*Short problem:* Reproduce exactly the lines from the one containing "Enumerate this screenshot's" through the last line of the data, both ends included.

*Supplied entries:*
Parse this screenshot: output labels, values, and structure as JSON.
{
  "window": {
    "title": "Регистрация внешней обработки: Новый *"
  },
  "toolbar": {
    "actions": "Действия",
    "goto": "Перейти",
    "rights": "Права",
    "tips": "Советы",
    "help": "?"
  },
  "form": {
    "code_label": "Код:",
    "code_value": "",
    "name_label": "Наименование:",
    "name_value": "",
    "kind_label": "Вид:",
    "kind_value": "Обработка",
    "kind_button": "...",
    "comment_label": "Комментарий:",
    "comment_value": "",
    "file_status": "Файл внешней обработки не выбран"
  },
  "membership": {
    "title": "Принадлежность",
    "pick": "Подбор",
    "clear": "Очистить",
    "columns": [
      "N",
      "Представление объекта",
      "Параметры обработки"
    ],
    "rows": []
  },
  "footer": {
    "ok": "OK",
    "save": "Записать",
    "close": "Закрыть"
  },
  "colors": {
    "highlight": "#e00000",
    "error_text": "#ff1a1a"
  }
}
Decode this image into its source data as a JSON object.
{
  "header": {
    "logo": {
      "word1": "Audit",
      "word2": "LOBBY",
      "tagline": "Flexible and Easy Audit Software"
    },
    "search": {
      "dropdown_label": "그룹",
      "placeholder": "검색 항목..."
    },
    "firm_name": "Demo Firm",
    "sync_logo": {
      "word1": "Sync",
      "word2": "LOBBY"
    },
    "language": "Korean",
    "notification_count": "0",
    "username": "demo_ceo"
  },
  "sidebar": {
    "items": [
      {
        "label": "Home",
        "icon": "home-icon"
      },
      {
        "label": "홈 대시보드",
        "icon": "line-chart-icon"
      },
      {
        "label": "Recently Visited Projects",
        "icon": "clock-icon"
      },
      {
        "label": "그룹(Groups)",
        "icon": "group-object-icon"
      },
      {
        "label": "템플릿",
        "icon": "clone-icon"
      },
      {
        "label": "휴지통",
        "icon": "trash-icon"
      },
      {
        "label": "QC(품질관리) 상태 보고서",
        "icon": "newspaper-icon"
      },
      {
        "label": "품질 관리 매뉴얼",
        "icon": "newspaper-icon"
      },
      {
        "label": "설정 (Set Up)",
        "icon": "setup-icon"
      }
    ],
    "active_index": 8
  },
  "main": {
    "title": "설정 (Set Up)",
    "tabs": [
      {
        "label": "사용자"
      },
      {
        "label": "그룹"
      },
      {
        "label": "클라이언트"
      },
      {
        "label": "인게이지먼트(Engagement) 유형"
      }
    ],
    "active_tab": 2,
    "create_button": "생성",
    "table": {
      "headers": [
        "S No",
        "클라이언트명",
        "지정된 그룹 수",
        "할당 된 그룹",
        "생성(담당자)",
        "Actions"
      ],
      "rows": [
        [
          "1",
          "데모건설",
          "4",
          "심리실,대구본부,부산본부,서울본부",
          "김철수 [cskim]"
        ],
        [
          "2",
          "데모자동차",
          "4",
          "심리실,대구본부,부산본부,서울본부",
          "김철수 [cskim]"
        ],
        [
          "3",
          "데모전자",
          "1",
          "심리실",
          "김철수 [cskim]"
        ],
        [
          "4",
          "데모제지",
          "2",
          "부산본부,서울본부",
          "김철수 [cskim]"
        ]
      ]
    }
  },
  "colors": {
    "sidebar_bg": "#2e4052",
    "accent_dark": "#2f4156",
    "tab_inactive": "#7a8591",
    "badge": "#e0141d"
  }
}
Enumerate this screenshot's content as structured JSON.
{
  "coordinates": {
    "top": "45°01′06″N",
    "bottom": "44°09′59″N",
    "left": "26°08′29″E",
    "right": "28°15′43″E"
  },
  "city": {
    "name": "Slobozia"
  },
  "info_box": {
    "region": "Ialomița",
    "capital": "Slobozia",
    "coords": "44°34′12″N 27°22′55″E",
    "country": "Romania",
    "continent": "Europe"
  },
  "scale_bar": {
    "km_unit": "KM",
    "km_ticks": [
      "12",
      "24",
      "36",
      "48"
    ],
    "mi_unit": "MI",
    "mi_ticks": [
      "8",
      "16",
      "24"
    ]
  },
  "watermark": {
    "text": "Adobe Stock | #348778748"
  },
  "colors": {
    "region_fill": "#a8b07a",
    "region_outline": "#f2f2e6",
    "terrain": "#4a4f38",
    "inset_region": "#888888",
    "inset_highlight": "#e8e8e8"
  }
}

*Expected output:*
Enumerate this screenshot's content as structured JSON.
{
  "coordinates": {
    "top": "45°01′06″N",
    "bottom": "44°09′59″N",
    "left": "26°08′29″E",
    "right": "28°15′43″E"
  },
  "city": {
    "name": "Slobozia"
  },
  "info_box": {
    "region": "Ialomița",
    "capital": "Slobozia",
    "coords": "44°34′12″N 27°22′55″E",
    "country": "Romania",
    "continent": "Europe"
  },
  "scale_bar": {
    "km_unit": "KM",
    "km_ticks": [
      "12",
      "24",
      "36",
      "48"
    ],
    "mi_unit": "MI",
    "mi_ticks": [
      "8",
      "16",
      "24"
    ]
  },
  "watermark": {
    "text": "Adobe Stock | #348778748"
  },
  "colors": {
    "region_fill": "#a8b07a",
    "region_outline": "#f2f2e6",
    "terrain": "#4a4f38",
    "inset_region": "#888888",
    "inset_highlight": "#e8e8e8"
  }
}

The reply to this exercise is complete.